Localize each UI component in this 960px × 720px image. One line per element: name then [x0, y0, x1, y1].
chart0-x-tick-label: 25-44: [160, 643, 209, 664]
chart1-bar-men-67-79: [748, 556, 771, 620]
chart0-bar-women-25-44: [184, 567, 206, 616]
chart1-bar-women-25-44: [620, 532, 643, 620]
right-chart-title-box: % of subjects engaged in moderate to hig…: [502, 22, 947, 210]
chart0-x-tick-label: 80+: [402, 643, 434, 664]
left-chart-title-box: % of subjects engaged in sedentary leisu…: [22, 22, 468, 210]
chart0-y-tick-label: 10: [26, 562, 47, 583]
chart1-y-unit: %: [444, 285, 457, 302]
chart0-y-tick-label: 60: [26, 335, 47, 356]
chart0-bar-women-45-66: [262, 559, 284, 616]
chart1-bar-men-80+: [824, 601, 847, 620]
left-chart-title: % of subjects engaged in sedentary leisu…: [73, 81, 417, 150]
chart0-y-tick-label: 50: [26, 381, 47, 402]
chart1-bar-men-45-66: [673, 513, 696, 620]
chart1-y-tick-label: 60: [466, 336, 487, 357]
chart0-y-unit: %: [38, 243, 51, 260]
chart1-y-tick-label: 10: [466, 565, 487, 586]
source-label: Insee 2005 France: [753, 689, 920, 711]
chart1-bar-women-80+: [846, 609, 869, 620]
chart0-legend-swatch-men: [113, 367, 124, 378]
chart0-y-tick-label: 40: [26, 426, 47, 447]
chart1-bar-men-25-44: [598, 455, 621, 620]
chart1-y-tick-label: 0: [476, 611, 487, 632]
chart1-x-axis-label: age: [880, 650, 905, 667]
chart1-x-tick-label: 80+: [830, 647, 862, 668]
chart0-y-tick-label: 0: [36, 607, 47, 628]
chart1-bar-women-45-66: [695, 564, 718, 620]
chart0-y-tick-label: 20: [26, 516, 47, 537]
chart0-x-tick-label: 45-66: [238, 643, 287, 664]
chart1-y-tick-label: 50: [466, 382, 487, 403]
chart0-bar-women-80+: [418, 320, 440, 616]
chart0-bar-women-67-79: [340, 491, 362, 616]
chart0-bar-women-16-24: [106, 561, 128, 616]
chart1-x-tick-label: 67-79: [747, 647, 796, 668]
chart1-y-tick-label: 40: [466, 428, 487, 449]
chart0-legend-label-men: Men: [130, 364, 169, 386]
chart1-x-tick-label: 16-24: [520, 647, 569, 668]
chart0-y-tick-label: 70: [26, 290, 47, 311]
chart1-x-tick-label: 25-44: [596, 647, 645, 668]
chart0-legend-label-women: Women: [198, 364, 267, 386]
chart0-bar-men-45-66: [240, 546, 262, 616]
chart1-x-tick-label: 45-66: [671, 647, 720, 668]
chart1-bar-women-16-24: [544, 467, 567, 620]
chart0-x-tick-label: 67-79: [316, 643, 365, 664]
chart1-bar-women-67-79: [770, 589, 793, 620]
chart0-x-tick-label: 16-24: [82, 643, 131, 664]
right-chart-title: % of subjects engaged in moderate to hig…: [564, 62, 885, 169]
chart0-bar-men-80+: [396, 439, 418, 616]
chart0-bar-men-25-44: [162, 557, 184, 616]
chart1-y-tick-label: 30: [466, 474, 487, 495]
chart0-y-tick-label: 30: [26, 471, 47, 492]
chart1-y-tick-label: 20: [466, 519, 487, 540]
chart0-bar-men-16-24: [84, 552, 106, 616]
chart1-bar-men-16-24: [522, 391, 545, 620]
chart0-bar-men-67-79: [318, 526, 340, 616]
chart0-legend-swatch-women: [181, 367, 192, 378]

--

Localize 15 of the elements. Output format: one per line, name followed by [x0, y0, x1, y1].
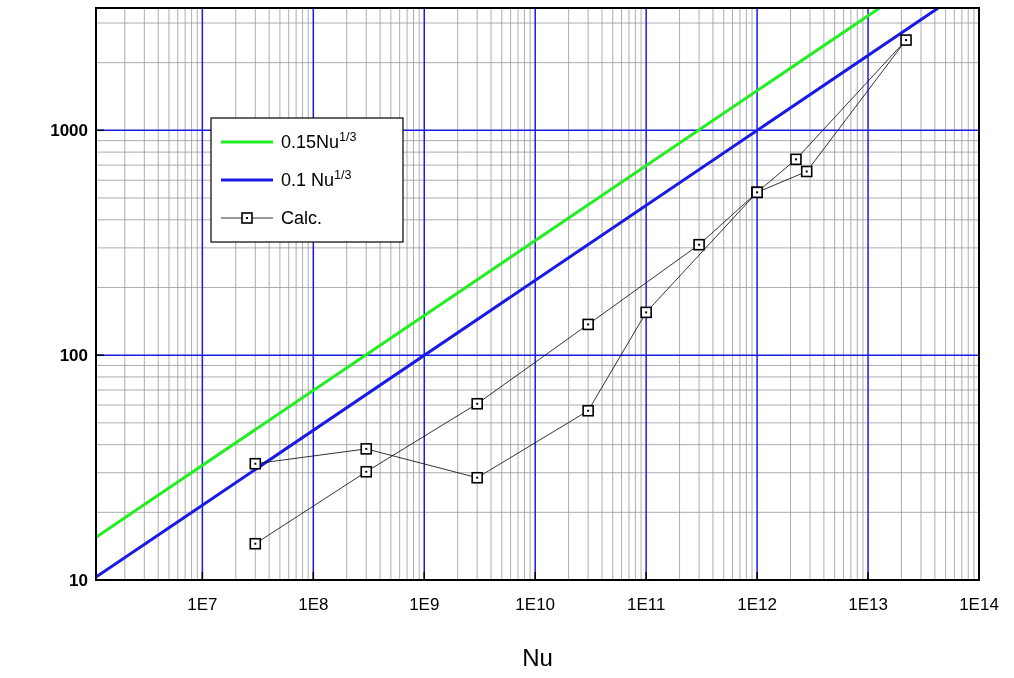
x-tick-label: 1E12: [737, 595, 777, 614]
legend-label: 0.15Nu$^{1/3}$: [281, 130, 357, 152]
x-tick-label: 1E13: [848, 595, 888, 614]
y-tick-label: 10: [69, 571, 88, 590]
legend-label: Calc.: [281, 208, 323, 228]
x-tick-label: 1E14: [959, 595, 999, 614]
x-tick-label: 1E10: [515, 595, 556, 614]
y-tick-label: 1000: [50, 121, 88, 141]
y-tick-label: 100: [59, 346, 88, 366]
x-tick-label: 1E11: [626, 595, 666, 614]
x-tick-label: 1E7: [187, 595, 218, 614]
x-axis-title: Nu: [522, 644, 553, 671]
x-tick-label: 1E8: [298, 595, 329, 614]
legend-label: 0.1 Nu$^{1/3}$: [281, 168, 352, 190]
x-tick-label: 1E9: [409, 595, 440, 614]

▶ [Problem details] Reproduce verbatim the rows from the line containing "Localize each UI" through the line containing "chart0-y-tick-label: 0: [36, 607, 47, 628]", including both of those lines.

▶ [The response]
Localize each UI component in this 960px × 720px image. One line per element: name then [x0, y0, x1, y1].
chart0-x-tick-label: 25-44: [160, 643, 209, 664]
chart1-bar-men-67-79: [748, 556, 771, 620]
chart0-bar-women-25-44: [184, 567, 206, 616]
chart1-bar-women-25-44: [620, 532, 643, 620]
right-chart-title-box: % of subjects engaged in moderate to hig…: [502, 22, 947, 210]
chart0-x-tick-label: 80+: [402, 643, 434, 664]
left-chart-title-box: % of subjects engaged in sedentary leisu…: [22, 22, 468, 210]
chart0-y-tick-label: 10: [26, 562, 47, 583]
chart1-y-unit: %: [444, 285, 457, 302]
chart0-y-tick-label: 60: [26, 335, 47, 356]
chart0-bar-women-45-66: [262, 559, 284, 616]
chart1-bar-men-80+: [824, 601, 847, 620]
left-chart-title: % of subjects engaged in sedentary leisu…: [73, 81, 417, 150]
chart0-y-tick-label: 50: [26, 381, 47, 402]
chart1-bar-men-45-66: [673, 513, 696, 620]
chart1-y-tick-label: 60: [466, 336, 487, 357]
chart0-y-unit: %: [38, 243, 51, 260]
chart1-y-tick-label: 10: [466, 565, 487, 586]
source-label: Insee 2005 France: [753, 689, 920, 711]
chart1-bar-women-80+: [846, 609, 869, 620]
chart0-legend-swatch-men: [113, 367, 124, 378]
chart0-y-tick-label: 40: [26, 426, 47, 447]
chart1-bar-men-25-44: [598, 455, 621, 620]
chart1-y-tick-label: 0: [476, 611, 487, 632]
chart1-x-axis-label: age: [880, 650, 905, 667]
chart1-x-tick-label: 80+: [830, 647, 862, 668]
chart0-y-tick-label: 0: [36, 607, 47, 628]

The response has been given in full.